___ Material supplied ___

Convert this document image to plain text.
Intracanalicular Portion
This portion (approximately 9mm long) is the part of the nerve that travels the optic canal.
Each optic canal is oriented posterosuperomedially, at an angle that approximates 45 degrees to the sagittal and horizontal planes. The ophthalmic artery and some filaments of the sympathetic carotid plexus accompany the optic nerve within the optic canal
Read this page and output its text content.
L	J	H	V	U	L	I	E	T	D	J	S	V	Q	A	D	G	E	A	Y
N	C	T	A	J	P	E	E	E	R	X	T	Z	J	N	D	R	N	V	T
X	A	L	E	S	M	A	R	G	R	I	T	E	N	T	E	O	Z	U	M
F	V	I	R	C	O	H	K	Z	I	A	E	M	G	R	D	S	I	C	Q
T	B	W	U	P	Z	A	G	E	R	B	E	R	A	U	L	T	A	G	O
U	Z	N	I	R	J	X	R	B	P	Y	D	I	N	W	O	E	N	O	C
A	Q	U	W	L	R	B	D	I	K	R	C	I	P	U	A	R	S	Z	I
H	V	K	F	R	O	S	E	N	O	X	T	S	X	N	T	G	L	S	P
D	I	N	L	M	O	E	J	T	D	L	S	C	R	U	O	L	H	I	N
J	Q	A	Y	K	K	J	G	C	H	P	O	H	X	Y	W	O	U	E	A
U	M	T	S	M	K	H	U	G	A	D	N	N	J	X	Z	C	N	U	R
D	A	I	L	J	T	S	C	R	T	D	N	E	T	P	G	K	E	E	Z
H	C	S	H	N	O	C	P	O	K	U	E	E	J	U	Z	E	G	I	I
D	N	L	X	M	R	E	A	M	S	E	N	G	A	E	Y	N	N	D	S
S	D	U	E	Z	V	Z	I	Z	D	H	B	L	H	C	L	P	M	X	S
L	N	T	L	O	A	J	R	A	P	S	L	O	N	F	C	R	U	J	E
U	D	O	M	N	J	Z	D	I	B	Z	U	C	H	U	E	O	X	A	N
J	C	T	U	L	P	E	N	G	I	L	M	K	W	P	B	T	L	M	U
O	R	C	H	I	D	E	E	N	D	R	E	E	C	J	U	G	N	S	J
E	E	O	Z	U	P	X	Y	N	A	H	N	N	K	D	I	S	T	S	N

___

# Written task
Copy out every line of the data above, exactly as given.

# Response to the exercise
Convert this document image to plain text.
Intracanalicular Portion
This portion (approximately 9mm long) is the part of the nerve that travels the optic canal.
Each optic canal is oriented posterosuperomedially, at an angle that approximates 45 degrees to the sagittal and horizontal planes. The ophthalmic artery and some filaments of the sympathetic carotid plexus accompany the optic nerve within the optic canal
Read this page and output its text content.
L	J	H	V	U	L	I	E	T	D	J	S	V	Q	A	D	G	E	A	Y
N	C	T	A	J	P	E	E	E	R	X	T	Z	J	N	D	R	N	V	T
X	A	L	E	S	M	A	R	G	R	I	T	E	N	T	E	O	Z	U	M
F	V	I	R	C	O	H	K	Z	I	A	E	M	G	R	D	S	I	C	Q
T	B	W	U	P	Z	A	G	E	R	B	E	R	A	U	L	T	A	G	O
U	Z	N	I	R	J	X	R	B	P	Y	D	I	N	W	O	E	N	O	C
A	Q	U	W	L	R	B	D	I	K	R	C	I	P	U	A	R	S	Z	I
H	V	K	F	R	O	S	E	N	O	X	T	S	X	N	T	G	L	S	P
D	I	N	L	M	O	E	J	T	D	L	S	C	R	U	O	L	H	I	N
J	Q	A	Y	K	K	J	G	C	H	P	O	H	X	Y	W	O	U	E	A
U	M	T	S	M	K	H	U	G	A	D	N	N	J	X	Z	C	N	U	R
D	A	I	L	J	T	S	C	R	T	D	N	E	T	P	G	K	E	E	Z
H	C	S	H	N	O	C	P	O	K	U	E	E	J	U	Z	E	G	I	I
D	N	L	X	M	R	E	A	M	S	E	N	G	A	E	Y	N	N	D	S
S	D	U	E	Z	V	Z	I	Z	D	H	B	L	H	C	L	P	M	X	S
L	N	T	L	O	A	J	R	A	P	S	L	O	N	F	C	R	U	J	E
U	D	O	M	N	J	Z	D	I	B	Z	U	C	H	U	E	O	X	A	N
J	C	T	U	L	P	E	N	G	I	L	M	K	W	P	B	T	L	M	U
O	R	C	H	I	D	E	E	N	D	R	E	E	C	J	U	G	N	S	J
E	E	O	Z	U	P	X	Y	N	A	H	N	N	K	D	I	S	T	S	N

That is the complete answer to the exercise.